TASK BRIEF
Report how many lines contain the word "последствий"; answer with the number only.

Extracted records
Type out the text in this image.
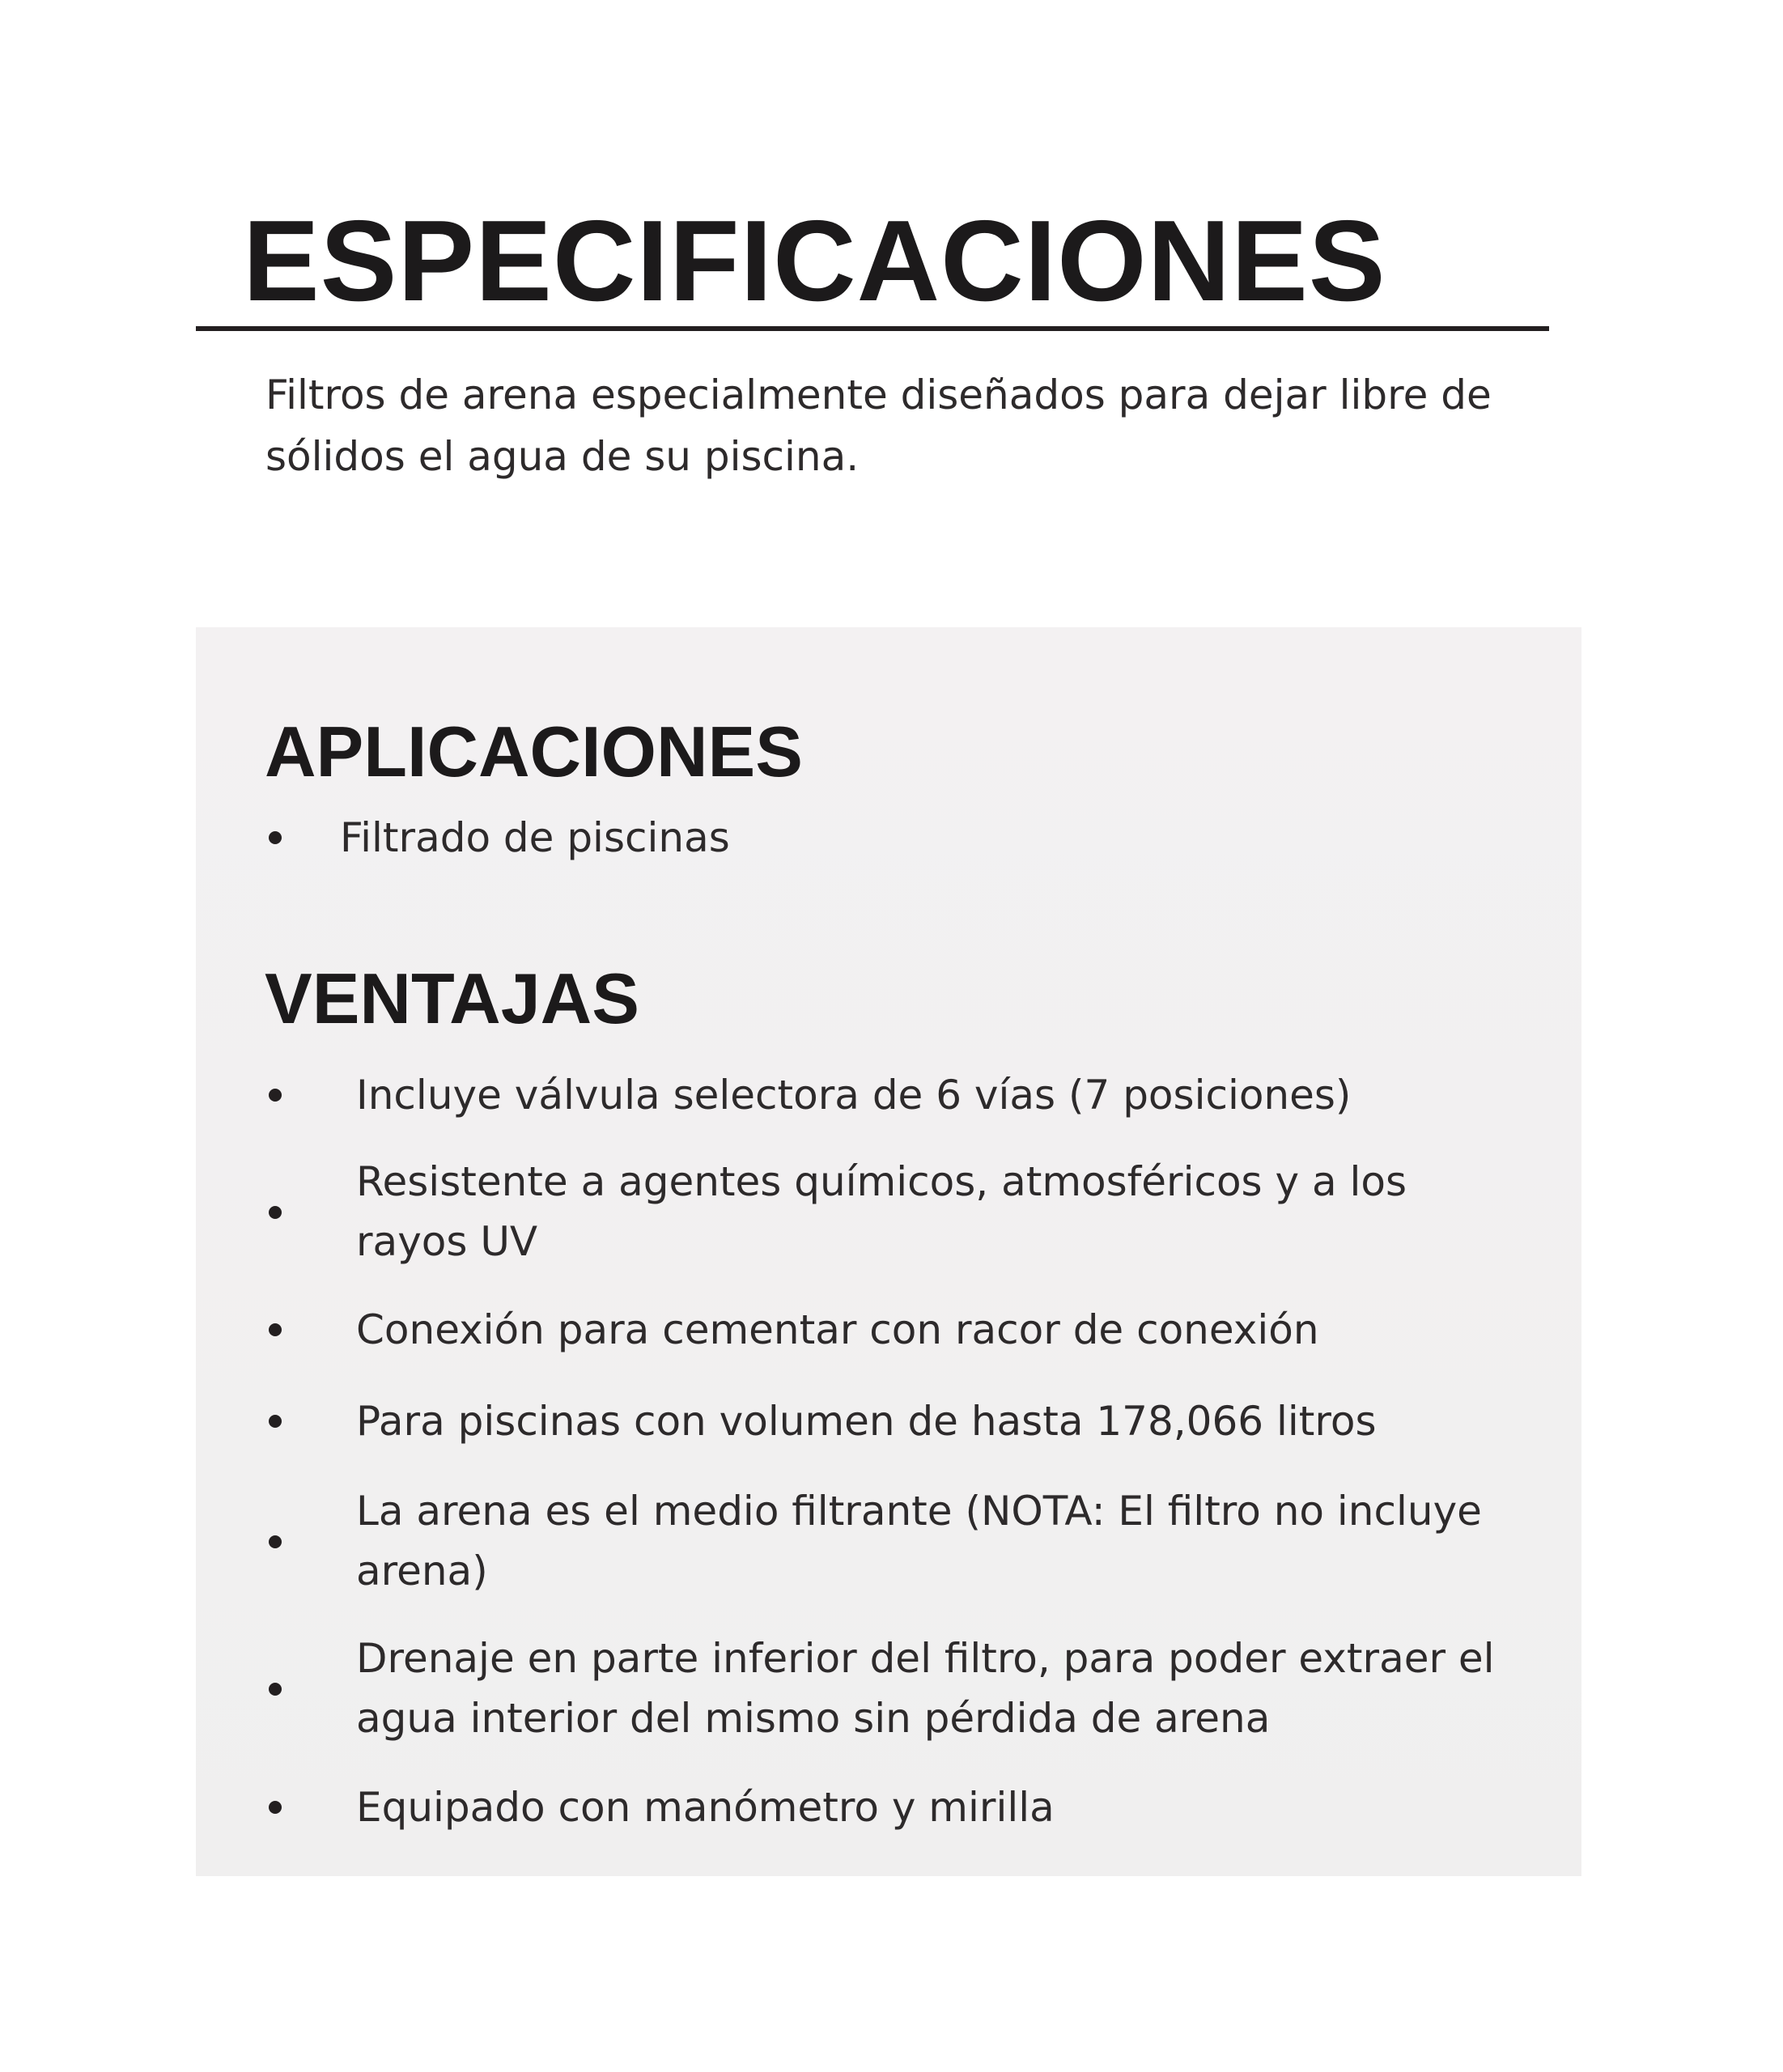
ESPECIFICACIONES

Filtros de arena especialmente diseñados para dejar libre de sólidos el agua de su piscina.

APLICACIONES
Filtrado de piscinas
VENTAJAS
Incluye válvula selectora de 6 vías (7 posiciones)
Resistente a agentes químicos, atmosféricos y a los rayos UV
Conexión para cementar con racor de conexión
Para piscinas con volumen de hasta 178,066 litros
La arena es el medio filtrante (NOTA: El filtro no incluye arena)
Drenaje en parte inferior del filtro, para poder extraer el agua interior del mismo sin pérdida de arena
Equipado con manómetro y mirilla
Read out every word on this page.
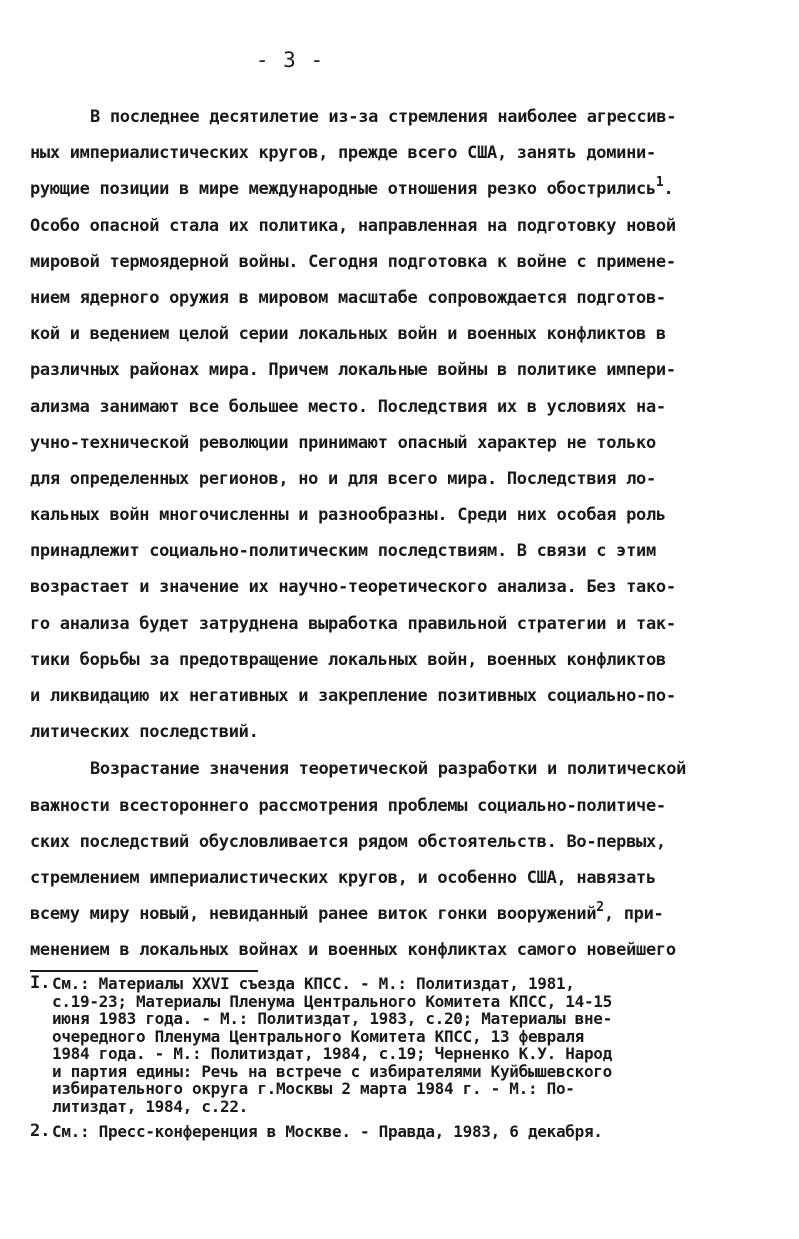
- 3 -
В последнее десятилетие из-за стремления наиболее агрессив-
ных империалистических кругов, прежде всего США, занять домини-
рующие позиции в мире международные отношения резко обострились$^1$.
Особо опасной стала их политика, направленная на подготовку новой
мировой термоядерной войны. Сегодня подготовка к войне с примене-
нием ядерного оружия в мировом масштабе сопровождается подготов-
кой и ведением целой серии локальных войн и военных конфликтов в
различных районах мира. Причем локальные войны в политике импери-
ализма занимают все большее место. Последствия их в условиях на-
учно-технической революции принимают опасный характер не только
для определенных регионов, но и для всего мира. Последствия ло-
кальных войн многочисленны и разнообразны. Среди них особая роль
принадлежит социально-политическим последствиям. В связи с этим
возрастает и значение их научно-теоретического анализа. Без тако-
го анализа будет затруднена выработка правильной стратегии и так-
тики борьбы за предотвращение локальных войн, военных конфликтов
и ликвидацию их негативных и закрепление позитивных социально-по-
литических последствий.
Возрастание значения теоретической разработки и политической
важности всестороннего рассмотрения проблемы социально-политиче-
ских последствий обусловливается рядом обстоятельств. Во-первых,
стремлением империалистических кругов, и особенно США, навязать
всему миру новый, невиданный ранее виток гонки вооружений$^2$, при-
менением в локальных войнах и военных конфликтах самого новейшего
I. См.: Материалы XXVI съезда КПСС. - М.: Политиздат, 1981,
с.19-23; Материалы Пленума Центрального Комитета КПСС, 14-15
июня 1983 года. - М.: Политиздат, 1983, с.20; Материалы вне-
очередного Пленума Центрального Комитета КПСС, 13 февраля
1984 года. - М.: Политиздат, 1984, с.19; Черненко К.У. Народ
и партия едины: Речь на встрече с избирателями Куйбышевского
избирательного округа г.Москвы 2 марта 1984 г. - М.: По-
литиздат, 1984, с.22.
2. См.: Пресс-конференция в Москве. - Правда, 1983, 6 декабря.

EXERCISE OUTPUT
2